[Start Provided records]

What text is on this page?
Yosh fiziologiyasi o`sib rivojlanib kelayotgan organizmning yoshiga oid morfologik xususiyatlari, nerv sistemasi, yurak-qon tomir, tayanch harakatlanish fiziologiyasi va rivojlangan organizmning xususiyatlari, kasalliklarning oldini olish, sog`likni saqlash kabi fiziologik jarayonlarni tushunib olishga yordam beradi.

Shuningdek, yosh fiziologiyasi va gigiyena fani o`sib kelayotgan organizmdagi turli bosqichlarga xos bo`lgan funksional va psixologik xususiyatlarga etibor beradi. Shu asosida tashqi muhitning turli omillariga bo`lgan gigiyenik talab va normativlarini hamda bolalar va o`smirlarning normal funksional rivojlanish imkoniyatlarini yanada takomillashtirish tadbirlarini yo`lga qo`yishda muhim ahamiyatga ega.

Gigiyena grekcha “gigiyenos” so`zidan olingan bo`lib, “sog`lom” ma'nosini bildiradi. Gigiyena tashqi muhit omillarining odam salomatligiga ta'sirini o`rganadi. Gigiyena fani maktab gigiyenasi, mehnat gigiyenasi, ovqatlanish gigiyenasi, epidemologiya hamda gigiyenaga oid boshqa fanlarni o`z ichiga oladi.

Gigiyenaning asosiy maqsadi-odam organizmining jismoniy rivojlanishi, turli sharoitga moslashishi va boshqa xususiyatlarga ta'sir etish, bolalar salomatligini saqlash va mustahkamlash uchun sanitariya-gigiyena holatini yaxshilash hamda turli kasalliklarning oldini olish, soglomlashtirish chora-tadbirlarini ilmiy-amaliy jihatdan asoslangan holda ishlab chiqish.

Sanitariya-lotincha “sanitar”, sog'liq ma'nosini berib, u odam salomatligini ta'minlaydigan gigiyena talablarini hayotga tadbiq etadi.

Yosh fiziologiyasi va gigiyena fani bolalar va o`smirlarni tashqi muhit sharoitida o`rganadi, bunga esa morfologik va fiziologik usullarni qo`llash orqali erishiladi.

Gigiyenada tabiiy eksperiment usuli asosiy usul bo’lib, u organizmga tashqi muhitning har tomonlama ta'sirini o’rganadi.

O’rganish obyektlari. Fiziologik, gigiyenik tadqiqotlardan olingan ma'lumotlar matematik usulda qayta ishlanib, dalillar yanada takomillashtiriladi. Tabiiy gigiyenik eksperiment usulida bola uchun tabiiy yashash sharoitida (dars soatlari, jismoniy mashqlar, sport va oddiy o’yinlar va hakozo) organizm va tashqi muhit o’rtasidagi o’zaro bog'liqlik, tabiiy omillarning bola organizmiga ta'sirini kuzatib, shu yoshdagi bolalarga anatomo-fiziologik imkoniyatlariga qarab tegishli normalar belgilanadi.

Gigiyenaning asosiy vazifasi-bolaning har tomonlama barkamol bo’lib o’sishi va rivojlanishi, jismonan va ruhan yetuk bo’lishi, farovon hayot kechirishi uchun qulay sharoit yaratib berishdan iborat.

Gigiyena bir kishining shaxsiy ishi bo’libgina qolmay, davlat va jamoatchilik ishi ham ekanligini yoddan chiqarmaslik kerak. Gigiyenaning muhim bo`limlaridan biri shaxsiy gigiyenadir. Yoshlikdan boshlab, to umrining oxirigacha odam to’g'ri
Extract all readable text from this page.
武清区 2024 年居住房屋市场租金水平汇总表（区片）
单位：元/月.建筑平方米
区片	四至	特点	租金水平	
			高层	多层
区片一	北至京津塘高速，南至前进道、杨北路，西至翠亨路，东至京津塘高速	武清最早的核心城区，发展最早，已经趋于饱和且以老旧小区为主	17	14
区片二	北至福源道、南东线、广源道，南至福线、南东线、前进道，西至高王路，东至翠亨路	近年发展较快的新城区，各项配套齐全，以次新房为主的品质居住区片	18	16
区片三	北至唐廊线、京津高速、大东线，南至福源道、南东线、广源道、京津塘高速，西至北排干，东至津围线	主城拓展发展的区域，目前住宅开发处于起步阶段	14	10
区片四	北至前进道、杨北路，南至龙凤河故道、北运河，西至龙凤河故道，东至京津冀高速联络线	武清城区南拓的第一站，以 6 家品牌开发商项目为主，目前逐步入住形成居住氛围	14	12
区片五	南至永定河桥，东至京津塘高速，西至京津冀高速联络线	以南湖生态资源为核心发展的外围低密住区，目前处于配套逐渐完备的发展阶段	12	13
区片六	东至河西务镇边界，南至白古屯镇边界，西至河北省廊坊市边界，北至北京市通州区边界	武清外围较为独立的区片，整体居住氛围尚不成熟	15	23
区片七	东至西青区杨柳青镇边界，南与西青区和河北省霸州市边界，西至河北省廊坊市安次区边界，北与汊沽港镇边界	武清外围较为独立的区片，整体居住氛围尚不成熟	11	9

[End Provided records]

Take the entries above and transcribe them in full.

Written response »
What text is on this page?
Yosh fiziologiyasi o`sib rivojlanib kelayotgan organizmning yoshiga oid morfologik xususiyatlari, nerv sistemasi, yurak-qon tomir, tayanch harakatlanish fiziologiyasi va rivojlangan organizmning xususiyatlari, kasalliklarning oldini olish, sog`likni saqlash kabi fiziologik jarayonlarni tushunib olishga yordam beradi.

Shuningdek, yosh fiziologiyasi va gigiyena fani o`sib kelayotgan organizmdagi turli bosqichlarga xos bo`lgan funksional va psixologik xususiyatlarga etibor beradi. Shu asosida tashqi muhitning turli omillariga bo`lgan gigiyenik talab va normativlarini hamda bolalar va o`smirlarning normal funksional rivojlanish imkoniyatlarini yanada takomillashtirish tadbirlarini yo`lga qo`yishda muhim ahamiyatga ega.

Gigiyena grekcha “gigiyenos” so`zidan olingan bo`lib, “sog`lom” ma'nosini bildiradi. Gigiyena tashqi muhit omillarining odam salomatligiga ta'sirini o`rganadi. Gigiyena fani maktab gigiyenasi, mehnat gigiyenasi, ovqatlanish gigiyenasi, epidemologiya hamda gigiyenaga oid boshqa fanlarni o`z ichiga oladi.

Gigiyenaning asosiy maqsadi-odam organizmining jismoniy rivojlanishi, turli sharoitga moslashishi va boshqa xususiyatlarga ta'sir etish, bolalar salomatligini saqlash va mustahkamlash uchun sanitariya-gigiyena holatini yaxshilash hamda turli kasalliklarning oldini olish, soglomlashtirish chora-tadbirlarini ilmiy-amaliy jihatdan asoslangan holda ishlab chiqish.

Sanitariya-lotincha “sanitar”, sog'liq ma'nosini berib, u odam salomatligini ta'minlaydigan gigiyena talablarini hayotga tadbiq etadi.

Yosh fiziologiyasi va gigiyena fani bolalar va o`smirlarni tashqi muhit sharoitida o`rganadi, bunga esa morfologik va fiziologik usullarni qo`llash orqali erishiladi.

Gigiyenada tabiiy eksperiment usuli asosiy usul bo’lib, u organizmga tashqi muhitning har tomonlama ta'sirini o’rganadi.

O’rganish obyektlari. Fiziologik, gigiyenik tadqiqotlardan olingan ma'lumotlar matematik usulda qayta ishlanib, dalillar yanada takomillashtiriladi. Tabiiy gigiyenik eksperiment usulida bola uchun tabiiy yashash sharoitida (dars soatlari, jismoniy mashqlar, sport va oddiy o’yinlar va hakozo) organizm va tashqi muhit o’rtasidagi o’zaro bog'liqlik, tabiiy omillarning bola organizmiga ta'sirini kuzatib, shu yoshdagi bolalarga anatomo-fiziologik imkoniyatlariga qarab tegishli normalar belgilanadi.

Gigiyenaning asosiy vazifasi-bolaning har tomonlama barkamol bo’lib o’sishi va rivojlanishi, jismonan va ruhan yetuk bo’lishi, farovon hayot kechirishi uchun qulay sharoit yaratib berishdan iborat.

Gigiyena bir kishining shaxsiy ishi bo’libgina qolmay, davlat va jamoatchilik ishi ham ekanligini yoddan chiqarmaslik kerak. Gigiyenaning muhim bo`limlaridan biri shaxsiy gigiyenadir. Yoshlikdan boshlab, to umrining oxirigacha odam to’g'ri
Extract all readable text from this page.
武清区 2024 年居住房屋市场租金水平汇总表（区片）
单位：元/月.建筑平方米
区片	四至	特点	租金水平	
			高层	多层
区片一	北至京津塘高速，南至前进道、杨北路，西至翠亨路，东至京津塘高速	武清最早的核心城区，发展最早，已经趋于饱和且以老旧小区为主	17	14
区片二	北至福源道、南东线、广源道，南至福线、南东线、前进道，西至高王路，东至翠亨路	近年发展较快的新城区，各项配套齐全，以次新房为主的品质居住区片	18	16
区片三	北至唐廊线、京津高速、大东线，南至福源道、南东线、广源道、京津塘高速，西至北排干，东至津围线	主城拓展发展的区域，目前住宅开发处于起步阶段	14	10
区片四	北至前进道、杨北路，南至龙凤河故道、北运河，西至龙凤河故道，东至京津冀高速联络线	武清城区南拓的第一站，以 6 家品牌开发商项目为主，目前逐步入住形成居住氛围	14	12
区片五	南至永定河桥，东至京津塘高速，西至京津冀高速联络线	以南湖生态资源为核心发展的外围低密住区，目前处于配套逐渐完备的发展阶段	12	13
区片六	东至河西务镇边界，南至白古屯镇边界，西至河北省廊坊市边界，北至北京市通州区边界	武清外围较为独立的区片，整体居住氛围尚不成熟	15	23
区片七	东至西青区杨柳青镇边界，南与西青区和河北省霸州市边界，西至河北省廊坊市安次区边界，北与汊沽港镇边界	武清外围较为独立的区片，整体居住氛围尚不成熟	11	9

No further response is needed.